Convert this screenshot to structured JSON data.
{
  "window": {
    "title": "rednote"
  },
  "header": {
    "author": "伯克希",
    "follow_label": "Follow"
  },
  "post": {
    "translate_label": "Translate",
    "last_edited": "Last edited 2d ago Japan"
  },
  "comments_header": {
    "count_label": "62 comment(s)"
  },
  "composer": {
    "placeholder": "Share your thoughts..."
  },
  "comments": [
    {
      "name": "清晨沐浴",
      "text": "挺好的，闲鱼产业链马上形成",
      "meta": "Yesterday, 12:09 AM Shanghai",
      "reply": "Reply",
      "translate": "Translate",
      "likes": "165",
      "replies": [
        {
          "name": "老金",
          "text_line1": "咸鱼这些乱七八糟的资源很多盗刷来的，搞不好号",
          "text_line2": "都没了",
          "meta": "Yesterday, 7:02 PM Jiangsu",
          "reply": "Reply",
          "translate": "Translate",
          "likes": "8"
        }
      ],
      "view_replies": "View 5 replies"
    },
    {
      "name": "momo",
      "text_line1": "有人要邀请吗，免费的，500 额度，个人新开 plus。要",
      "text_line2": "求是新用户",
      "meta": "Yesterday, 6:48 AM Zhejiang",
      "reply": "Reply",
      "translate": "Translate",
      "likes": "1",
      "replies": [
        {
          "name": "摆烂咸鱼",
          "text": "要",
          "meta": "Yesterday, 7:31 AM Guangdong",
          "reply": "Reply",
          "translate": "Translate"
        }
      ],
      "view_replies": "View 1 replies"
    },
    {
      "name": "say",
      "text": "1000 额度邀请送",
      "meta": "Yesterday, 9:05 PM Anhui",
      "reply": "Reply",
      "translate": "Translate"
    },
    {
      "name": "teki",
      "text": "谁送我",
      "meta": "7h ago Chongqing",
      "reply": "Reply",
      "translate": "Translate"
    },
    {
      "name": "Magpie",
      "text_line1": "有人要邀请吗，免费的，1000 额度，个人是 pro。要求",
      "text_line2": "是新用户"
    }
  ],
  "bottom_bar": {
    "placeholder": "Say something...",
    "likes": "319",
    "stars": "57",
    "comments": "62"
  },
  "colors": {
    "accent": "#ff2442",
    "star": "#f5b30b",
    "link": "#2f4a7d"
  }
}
--
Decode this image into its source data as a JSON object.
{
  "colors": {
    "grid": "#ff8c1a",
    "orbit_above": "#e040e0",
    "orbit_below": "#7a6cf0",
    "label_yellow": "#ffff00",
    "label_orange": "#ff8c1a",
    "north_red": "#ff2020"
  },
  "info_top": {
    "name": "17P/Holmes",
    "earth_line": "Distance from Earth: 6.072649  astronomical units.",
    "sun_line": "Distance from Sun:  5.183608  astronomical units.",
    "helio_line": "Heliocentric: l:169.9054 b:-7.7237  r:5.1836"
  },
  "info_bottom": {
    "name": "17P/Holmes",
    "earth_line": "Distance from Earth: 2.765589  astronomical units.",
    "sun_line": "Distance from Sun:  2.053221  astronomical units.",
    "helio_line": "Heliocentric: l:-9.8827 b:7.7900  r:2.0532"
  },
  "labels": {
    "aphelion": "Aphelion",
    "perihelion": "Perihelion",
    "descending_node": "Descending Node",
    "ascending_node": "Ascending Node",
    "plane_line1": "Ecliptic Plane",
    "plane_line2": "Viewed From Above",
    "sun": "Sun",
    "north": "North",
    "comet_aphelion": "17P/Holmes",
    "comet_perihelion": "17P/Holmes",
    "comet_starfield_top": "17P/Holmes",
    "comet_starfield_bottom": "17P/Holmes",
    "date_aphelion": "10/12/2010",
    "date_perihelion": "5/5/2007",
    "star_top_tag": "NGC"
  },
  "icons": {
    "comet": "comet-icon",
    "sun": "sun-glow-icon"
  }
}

CHALLENGE →
Look through the entries and return every line where "Yesterday" appears.

WRITTEN RESPONSE →
      "meta": "Yesterday, 12:09 AM Shanghai",
          "meta": "Yesterday, 7:02 PM Jiangsu",
      "meta": "Yesterday, 6:48 AM Zhejiang",
          "meta": "Yesterday, 7:31 AM Guangdong",
      "meta": "Yesterday, 9:05 PM Anhui",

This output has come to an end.